++++ INPUT MATERIAL ++++
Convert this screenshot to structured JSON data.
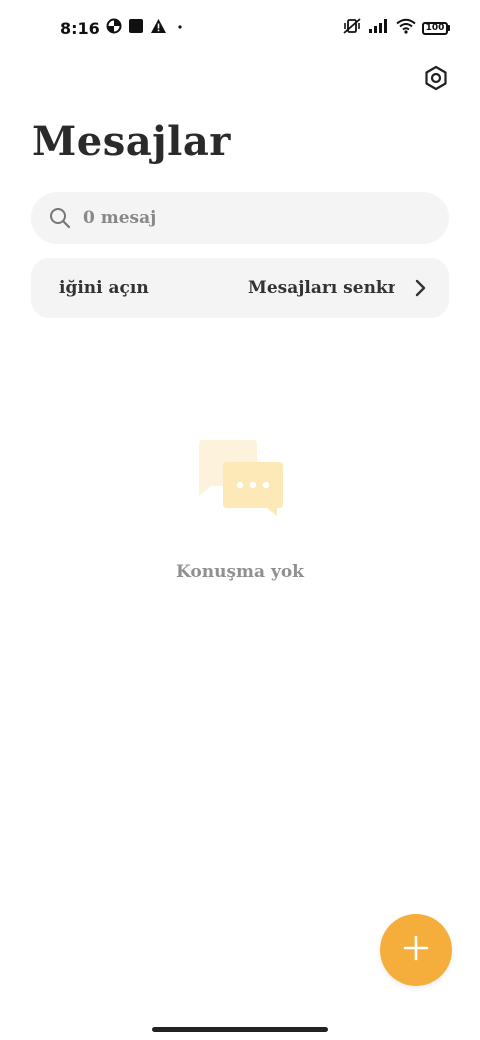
{
  "status_bar": {
    "time": "8:16",
    "battery": "100",
    "icons": [
      "data-saver-icon",
      "square-notification-icon",
      "warning-icon",
      "dot-icon",
      "vibrate-off-icon",
      "signal-icon",
      "wifi-icon",
      "battery-icon"
    ]
  },
  "header": {
    "title": "Mesajlar",
    "settings_icon": "settings-icon"
  },
  "search": {
    "placeholder": "0 mesaj",
    "value": ""
  },
  "sync_banner": {
    "left_text": "iğini açın",
    "right_text": "Mesajları senkro",
    "chevron_icon": "chevron-right-icon"
  },
  "empty_state": {
    "icon": "chat-bubbles-icon",
    "text": "Konuşma yok"
  },
  "fab": {
    "icon": "plus-icon"
  },
  "colors": {
    "accent": "#f5ad3c",
    "surface": "#f4f4f4",
    "empty_icon_back": "#fdf3dc",
    "empty_icon_front": "#fde8b8"
  }
}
++++
# WORK TO BE COMPLETED
Leave out the pictures and restate everything else word for word.

# COMPLETED EXERCISE
Convert this screenshot to structured JSON data.
{
  "status_bar": {
    "time": "8:16",
    "battery": "100",
    "icons": [
      "data-saver-icon",
      "square-notification-icon",
      "warning-icon",
      "dot-icon",
      "vibrate-off-icon",
      "signal-icon",
      "wifi-icon",
      "battery-icon"
    ]
  },
  "header": {
    "title": "Mesajlar",
    "settings_icon": "settings-icon"
  },
  "search": {
    "placeholder": "0 mesaj",
    "value": ""
  },
  "sync_banner": {
    "left_text": "iğini açın",
    "right_text": "Mesajları senkro",
    "chevron_icon": "chevron-right-icon"
  },
  "empty_state": {
    "icon": "chat-bubbles-icon",
    "text": "Konuşma yok"
  },
  "fab": {
    "icon": "plus-icon"
  },
  "colors": {
    "accent": "#f5ad3c",
    "surface": "#f4f4f4",
    "empty_icon_back": "#fdf3dc",
    "empty_icon_front": "#fde8b8"
  }
}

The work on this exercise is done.